Omit every picture and write out the rest of the records exactly.

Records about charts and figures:
========================================================================

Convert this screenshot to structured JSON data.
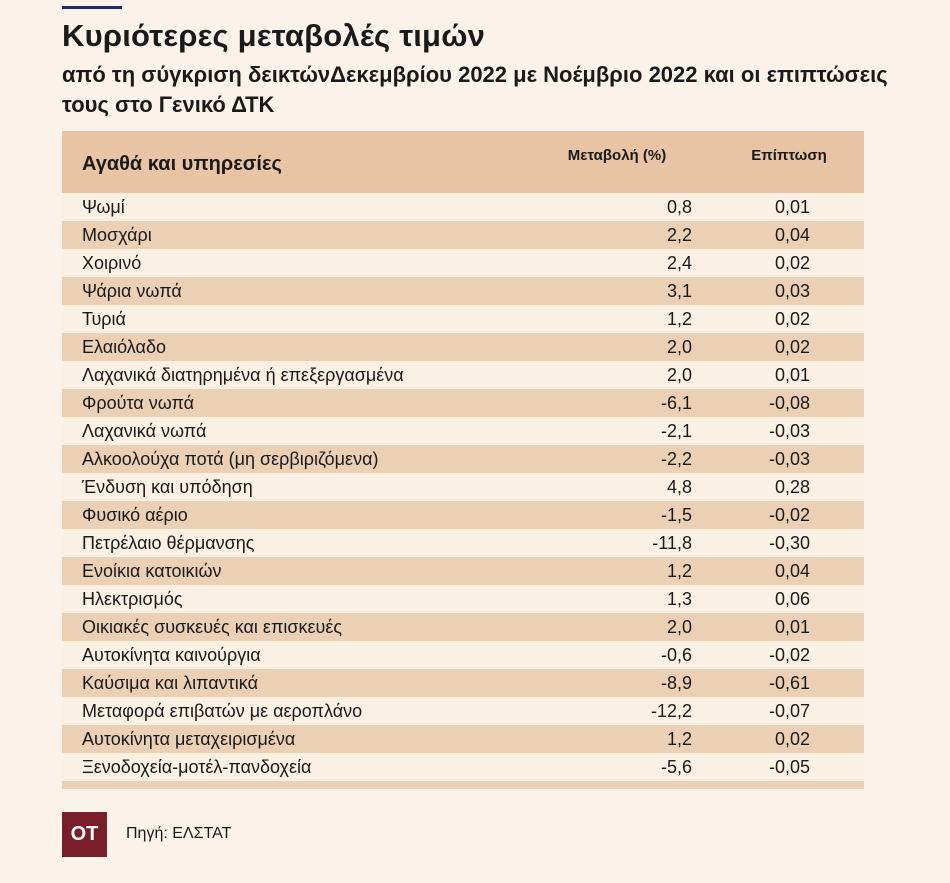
{
  "header": {
    "title": "Κυριότερες μεταβολές τιμών",
    "subtitle": "από τη σύγκριση δεικτώνΔεκεμβρίου 2022 με Νοέμβριο 2022 και οι επιπτώσεις τους στο Γενικό ΔΤΚ"
  },
  "colors": {
    "background": "#fbf3ea",
    "header_row": "#e8c4a5",
    "row_light": "#fbf0e4",
    "row_dark": "#ecd0b6",
    "logo_bg": "#7a1e2c",
    "accent_rule": "#1e2a6b"
  },
  "chart_data": {
    "type": "table",
    "columns": [
      "Αγαθά και υπηρεσίες",
      "Μεταβολή (%)",
      "Επίπτωση"
    ],
    "rows": [
      {
        "name": "Ψωμί",
        "change": "0,8",
        "impact": "0,01"
      },
      {
        "name": "Μοσχάρι",
        "change": "2,2",
        "impact": "0,04"
      },
      {
        "name": "Χοιρινό",
        "change": "2,4",
        "impact": "0,02"
      },
      {
        "name": "Ψάρια νωπά",
        "change": "3,1",
        "impact": "0,03"
      },
      {
        "name": "Τυριά",
        "change": "1,2",
        "impact": "0,02"
      },
      {
        "name": "Ελαιόλαδο",
        "change": "2,0",
        "impact": "0,02"
      },
      {
        "name": "Λαχανικά διατηρημένα ή επεξεργασμένα",
        "change": "2,0",
        "impact": "0,01"
      },
      {
        "name": "Φρούτα νωπά",
        "change": "-6,1",
        "impact": "-0,08"
      },
      {
        "name": "Λαχανικά νωπά",
        "change": "-2,1",
        "impact": "-0,03"
      },
      {
        "name": "Αλκοολούχα ποτά (μη σερβιριζόμενα)",
        "change": "-2,2",
        "impact": "-0,03"
      },
      {
        "name": "Ένδυση και υπόδηση",
        "change": "4,8",
        "impact": "0,28"
      },
      {
        "name": "Φυσικό αέριο",
        "change": "-1,5",
        "impact": "-0,02"
      },
      {
        "name": "Πετρέλαιο θέρμανσης",
        "change": "-11,8",
        "impact": "-0,30"
      },
      {
        "name": "Ενοίκια κατοικιών",
        "change": "1,2",
        "impact": "0,04"
      },
      {
        "name": "Ηλεκτρισμός",
        "change": "1,3",
        "impact": "0,06"
      },
      {
        "name": "Οικιακές συσκευές και επισκευές",
        "change": "2,0",
        "impact": "0,01"
      },
      {
        "name": "Αυτοκίνητα καινούργια",
        "change": "-0,6",
        "impact": "-0,02"
      },
      {
        "name": "Καύσιμα και λιπαντικά",
        "change": "-8,9",
        "impact": "-0,61"
      },
      {
        "name": "Μεταφορά επιβατών με αεροπλάνο",
        "change": "-12,2",
        "impact": "-0,07"
      },
      {
        "name": "Αυτοκίνητα μεταχειρισμένα",
        "change": "1,2",
        "impact": "0,02"
      },
      {
        "name": "Ξενοδοχεία-μοτέλ-πανδοχεία",
        "change": "-5,6",
        "impact": "-0,05"
      }
    ]
  },
  "footer": {
    "logo_text": "ΟΤ",
    "source": "Πηγή: ΕΛΣΤΑΤ"
  }
}
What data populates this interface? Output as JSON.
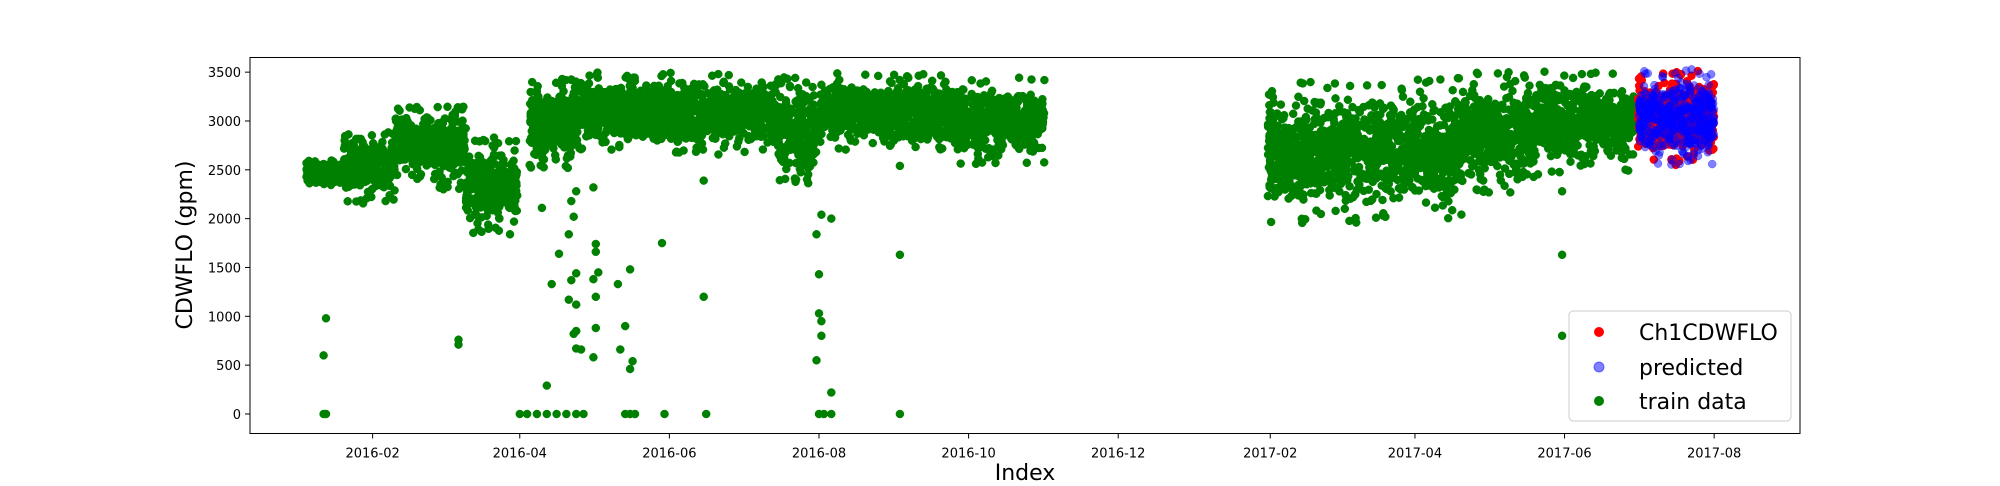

========================================================================

### Task answer
Convert this screenshot to structured JSON data.
{
  "header": {
    "title": "Κυριότερες μεταβολές τιμών",
    "subtitle": "από τη σύγκριση δεικτώνΔεκεμβρίου 2022 με Νοέμβριο 2022 και οι επιπτώσεις τους στο Γενικό ΔΤΚ"
  },
  "colors": {
    "background": "#fbf3ea",
    "header_row": "#e8c4a5",
    "row_light": "#fbf0e4",
    "row_dark": "#ecd0b6",
    "logo_bg": "#7a1e2c",
    "accent_rule": "#1e2a6b"
  },
  "chart_data": {
    "type": "table",
    "columns": [
      "Αγαθά και υπηρεσίες",
      "Μεταβολή (%)",
      "Επίπτωση"
    ],
    "rows": [
      {
        "name": "Ψωμί",
        "change": "0,8",
        "impact": "0,01"
      },
      {
        "name": "Μοσχάρι",
        "change": "2,2",
        "impact": "0,04"
      },
      {
        "name": "Χοιρινό",
        "change": "2,4",
        "impact": "0,02"
      },
      {
        "name": "Ψάρια νωπά",
        "change": "3,1",
        "impact": "0,03"
      },
      {
        "name": "Τυριά",
        "change": "1,2",
        "impact": "0,02"
      },
      {
        "name": "Ελαιόλαδο",
        "change": "2,0",
        "impact": "0,02"
      },
      {
        "name": "Λαχανικά διατηρημένα ή επεξεργασμένα",
        "change": "2,0",
        "impact": "0,01"
      },
      {
        "name": "Φρούτα νωπά",
        "change": "-6,1",
        "impact": "-0,08"
      },
      {
        "name": "Λαχανικά νωπά",
        "change": "-2,1",
        "impact": "-0,03"
      },
      {
        "name": "Αλκοολούχα ποτά (μη σερβιριζόμενα)",
        "change": "-2,2",
        "impact": "-0,03"
      },
      {
        "name": "Ένδυση και υπόδηση",
        "change": "4,8",
        "impact": "0,28"
      },
      {
        "name": "Φυσικό αέριο",
        "change": "-1,5",
        "impact": "-0,02"
      },
      {
        "name": "Πετρέλαιο θέρμανσης",
        "change": "-11,8",
        "impact": "-0,30"
      },
      {
        "name": "Ενοίκια κατοικιών",
        "change": "1,2",
        "impact": "0,04"
      },
      {
        "name": "Ηλεκτρισμός",
        "change": "1,3",
        "impact": "0,06"
      },
      {
        "name": "Οικιακές συσκευές και επισκευές",
        "change": "2,0",
        "impact": "0,01"
      },
      {
        "name": "Αυτοκίνητα καινούργια",
        "change": "-0,6",
        "impact": "-0,02"
      },
      {
        "name": "Καύσιμα και λιπαντικά",
        "change": "-8,9",
        "impact": "-0,61"
      },
      {
        "name": "Μεταφορά επιβατών με αεροπλάνο",
        "change": "-12,2",
        "impact": "-0,07"
      },
      {
        "name": "Αυτοκίνητα μεταχειρισμένα",
        "change": "1,2",
        "impact": "0,02"
      },
      {
        "name": "Ξενοδοχεία-μοτέλ-πανδοχεία",
        "change": "-5,6",
        "impact": "-0,05"
      }
    ]
  },
  "footer": {
    "logo_text": "ΟΤ",
    "source": "Πηγή: ΕΛΣΤΑΤ"
  }
}
What data populates this interface? Output as JSON.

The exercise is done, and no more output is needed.